**Stored data:**
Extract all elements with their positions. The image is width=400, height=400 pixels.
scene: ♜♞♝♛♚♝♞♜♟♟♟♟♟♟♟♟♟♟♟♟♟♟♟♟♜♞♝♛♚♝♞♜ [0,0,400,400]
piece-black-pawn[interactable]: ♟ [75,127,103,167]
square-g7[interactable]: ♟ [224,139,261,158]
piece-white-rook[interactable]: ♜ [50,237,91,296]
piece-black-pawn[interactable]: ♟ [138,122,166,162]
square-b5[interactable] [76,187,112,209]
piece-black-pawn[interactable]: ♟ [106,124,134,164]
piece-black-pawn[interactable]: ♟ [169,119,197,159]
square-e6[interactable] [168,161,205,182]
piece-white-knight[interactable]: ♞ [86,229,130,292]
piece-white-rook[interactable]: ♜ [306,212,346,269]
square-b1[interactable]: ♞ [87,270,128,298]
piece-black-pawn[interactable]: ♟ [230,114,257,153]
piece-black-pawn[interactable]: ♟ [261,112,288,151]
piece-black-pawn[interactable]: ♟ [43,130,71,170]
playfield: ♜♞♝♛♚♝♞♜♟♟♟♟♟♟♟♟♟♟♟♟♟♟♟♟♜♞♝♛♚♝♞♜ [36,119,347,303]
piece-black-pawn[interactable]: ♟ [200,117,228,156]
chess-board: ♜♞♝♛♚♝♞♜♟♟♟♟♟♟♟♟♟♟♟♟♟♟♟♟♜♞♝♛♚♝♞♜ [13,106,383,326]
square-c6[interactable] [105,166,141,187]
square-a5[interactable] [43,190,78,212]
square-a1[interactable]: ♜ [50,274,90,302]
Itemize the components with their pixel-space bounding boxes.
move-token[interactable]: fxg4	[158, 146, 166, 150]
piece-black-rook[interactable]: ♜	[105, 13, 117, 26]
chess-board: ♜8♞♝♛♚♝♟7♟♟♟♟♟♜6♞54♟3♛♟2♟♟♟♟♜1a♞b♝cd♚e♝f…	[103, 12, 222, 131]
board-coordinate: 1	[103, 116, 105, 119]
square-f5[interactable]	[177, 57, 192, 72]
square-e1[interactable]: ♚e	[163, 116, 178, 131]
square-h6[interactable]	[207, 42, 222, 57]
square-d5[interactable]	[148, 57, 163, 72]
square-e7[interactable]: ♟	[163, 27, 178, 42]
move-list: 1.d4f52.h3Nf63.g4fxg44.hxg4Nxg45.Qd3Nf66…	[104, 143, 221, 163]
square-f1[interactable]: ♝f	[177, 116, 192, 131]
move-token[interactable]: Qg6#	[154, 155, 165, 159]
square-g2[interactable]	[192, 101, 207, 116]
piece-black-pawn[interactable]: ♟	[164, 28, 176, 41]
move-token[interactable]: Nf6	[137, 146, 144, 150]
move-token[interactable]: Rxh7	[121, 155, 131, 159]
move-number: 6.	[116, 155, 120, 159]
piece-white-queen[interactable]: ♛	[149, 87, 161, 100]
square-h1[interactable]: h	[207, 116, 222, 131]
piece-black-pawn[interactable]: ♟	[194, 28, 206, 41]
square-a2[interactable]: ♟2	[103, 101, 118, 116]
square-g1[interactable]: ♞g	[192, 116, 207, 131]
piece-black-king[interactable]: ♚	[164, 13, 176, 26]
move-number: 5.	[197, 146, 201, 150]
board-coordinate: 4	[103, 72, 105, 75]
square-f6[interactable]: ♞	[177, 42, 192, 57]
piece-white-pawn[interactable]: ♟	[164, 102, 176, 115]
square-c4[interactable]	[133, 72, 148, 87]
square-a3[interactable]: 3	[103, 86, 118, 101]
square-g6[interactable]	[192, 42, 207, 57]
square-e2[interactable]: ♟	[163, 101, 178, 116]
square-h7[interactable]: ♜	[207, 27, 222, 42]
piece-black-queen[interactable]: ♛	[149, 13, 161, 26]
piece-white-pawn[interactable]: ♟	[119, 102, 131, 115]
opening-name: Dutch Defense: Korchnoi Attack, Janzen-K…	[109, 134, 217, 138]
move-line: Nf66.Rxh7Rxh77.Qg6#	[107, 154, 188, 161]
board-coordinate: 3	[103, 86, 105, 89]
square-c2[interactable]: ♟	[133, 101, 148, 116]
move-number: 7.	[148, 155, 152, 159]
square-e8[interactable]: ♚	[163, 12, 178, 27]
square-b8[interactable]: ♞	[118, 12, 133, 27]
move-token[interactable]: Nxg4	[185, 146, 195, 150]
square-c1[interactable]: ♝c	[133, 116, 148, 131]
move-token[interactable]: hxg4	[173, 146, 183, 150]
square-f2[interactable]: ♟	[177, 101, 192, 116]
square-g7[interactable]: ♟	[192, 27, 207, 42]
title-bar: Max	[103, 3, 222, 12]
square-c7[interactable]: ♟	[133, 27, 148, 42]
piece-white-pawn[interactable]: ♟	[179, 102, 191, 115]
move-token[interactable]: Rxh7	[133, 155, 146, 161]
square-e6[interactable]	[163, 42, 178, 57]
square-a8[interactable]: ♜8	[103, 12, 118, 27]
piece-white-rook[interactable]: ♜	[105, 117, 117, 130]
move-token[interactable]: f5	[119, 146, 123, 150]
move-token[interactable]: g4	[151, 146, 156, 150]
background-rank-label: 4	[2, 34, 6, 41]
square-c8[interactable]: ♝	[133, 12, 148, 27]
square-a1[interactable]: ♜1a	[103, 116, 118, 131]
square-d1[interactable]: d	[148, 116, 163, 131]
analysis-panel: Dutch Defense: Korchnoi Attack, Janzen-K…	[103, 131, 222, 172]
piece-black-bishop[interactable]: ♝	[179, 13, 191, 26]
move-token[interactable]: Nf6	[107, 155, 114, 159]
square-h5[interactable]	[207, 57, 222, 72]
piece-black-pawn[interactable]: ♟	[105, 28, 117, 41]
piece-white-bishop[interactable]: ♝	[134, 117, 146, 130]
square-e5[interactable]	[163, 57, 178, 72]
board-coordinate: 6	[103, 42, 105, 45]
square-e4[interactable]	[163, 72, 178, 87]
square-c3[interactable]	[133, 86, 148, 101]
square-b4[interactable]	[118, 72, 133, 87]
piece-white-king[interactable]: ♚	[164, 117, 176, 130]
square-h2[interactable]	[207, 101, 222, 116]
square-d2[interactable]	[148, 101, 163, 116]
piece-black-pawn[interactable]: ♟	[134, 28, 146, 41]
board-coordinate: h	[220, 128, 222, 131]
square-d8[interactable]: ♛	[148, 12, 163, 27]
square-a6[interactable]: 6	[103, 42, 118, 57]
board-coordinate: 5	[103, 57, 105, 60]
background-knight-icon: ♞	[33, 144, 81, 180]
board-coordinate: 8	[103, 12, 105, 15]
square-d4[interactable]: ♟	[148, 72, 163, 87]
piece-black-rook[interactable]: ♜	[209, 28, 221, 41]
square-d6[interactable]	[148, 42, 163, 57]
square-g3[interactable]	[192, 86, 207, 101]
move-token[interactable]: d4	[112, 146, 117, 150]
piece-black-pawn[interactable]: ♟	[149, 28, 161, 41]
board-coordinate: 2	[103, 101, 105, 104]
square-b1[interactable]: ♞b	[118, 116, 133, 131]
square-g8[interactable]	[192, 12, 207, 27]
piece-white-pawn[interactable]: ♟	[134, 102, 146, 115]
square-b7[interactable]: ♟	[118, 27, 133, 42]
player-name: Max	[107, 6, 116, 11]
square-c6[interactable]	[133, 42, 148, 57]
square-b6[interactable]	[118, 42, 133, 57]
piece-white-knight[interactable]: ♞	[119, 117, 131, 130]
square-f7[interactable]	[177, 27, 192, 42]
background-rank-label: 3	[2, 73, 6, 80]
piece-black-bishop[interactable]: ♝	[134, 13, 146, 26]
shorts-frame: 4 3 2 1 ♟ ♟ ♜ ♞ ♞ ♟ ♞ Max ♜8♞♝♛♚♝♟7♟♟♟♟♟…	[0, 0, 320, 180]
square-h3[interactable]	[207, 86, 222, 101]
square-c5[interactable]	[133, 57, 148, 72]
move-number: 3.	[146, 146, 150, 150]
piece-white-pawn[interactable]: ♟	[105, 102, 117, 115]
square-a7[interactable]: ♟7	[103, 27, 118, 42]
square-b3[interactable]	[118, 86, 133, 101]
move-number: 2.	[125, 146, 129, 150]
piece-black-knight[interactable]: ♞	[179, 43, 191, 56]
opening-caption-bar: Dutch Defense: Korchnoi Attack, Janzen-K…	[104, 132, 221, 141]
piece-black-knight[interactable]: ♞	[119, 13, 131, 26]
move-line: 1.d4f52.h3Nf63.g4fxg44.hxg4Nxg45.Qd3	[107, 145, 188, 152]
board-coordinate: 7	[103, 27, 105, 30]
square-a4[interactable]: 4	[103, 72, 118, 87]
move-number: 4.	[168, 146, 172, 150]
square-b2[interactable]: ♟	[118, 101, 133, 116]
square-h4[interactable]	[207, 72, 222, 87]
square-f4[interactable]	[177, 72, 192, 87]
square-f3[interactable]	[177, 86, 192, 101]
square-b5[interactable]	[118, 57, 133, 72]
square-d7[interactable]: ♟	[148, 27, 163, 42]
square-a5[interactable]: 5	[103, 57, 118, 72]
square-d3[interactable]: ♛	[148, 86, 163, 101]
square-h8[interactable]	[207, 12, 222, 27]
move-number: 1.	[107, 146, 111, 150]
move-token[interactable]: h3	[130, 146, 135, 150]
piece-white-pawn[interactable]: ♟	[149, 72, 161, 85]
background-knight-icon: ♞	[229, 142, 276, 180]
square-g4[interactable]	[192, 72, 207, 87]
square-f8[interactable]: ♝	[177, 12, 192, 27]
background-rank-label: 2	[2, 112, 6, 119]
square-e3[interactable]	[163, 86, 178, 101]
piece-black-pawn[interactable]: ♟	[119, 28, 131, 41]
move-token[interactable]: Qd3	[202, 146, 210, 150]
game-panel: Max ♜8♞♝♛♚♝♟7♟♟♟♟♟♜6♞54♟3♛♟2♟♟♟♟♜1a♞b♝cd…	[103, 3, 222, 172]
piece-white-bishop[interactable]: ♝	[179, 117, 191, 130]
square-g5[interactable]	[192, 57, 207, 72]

**Description of the task:** Copy the lines verbatim, starting at the first line of the records and ending at the line that contains "piece-white-rook[interactable]: ♜ [306,212,346,269]", with both ends included.

**Answer for this exercise:**
Extract all elements with their positions. The image is width=400, height=400 pixels.
scene: ♜♞♝♛♚♝♞♜♟♟♟♟♟♟♟♟♟♟♟♟♟♟♟♟♜♞♝♛♚♝♞♜ [0,0,400,400]
piece-black-pawn[interactable]: ♟ [75,127,103,167]
square-g7[interactable]: ♟ [224,139,261,158]
piece-white-rook[interactable]: ♜ [50,237,91,296]
piece-black-pawn[interactable]: ♟ [138,122,166,162]
square-b5[interactable] [76,187,112,209]
piece-black-pawn[interactable]: ♟ [106,124,134,164]
piece-black-pawn[interactable]: ♟ [169,119,197,159]
square-e6[interactable] [168,161,205,182]
piece-white-knight[interactable]: ♞ [86,229,130,292]
piece-white-rook[interactable]: ♜ [306,212,346,269]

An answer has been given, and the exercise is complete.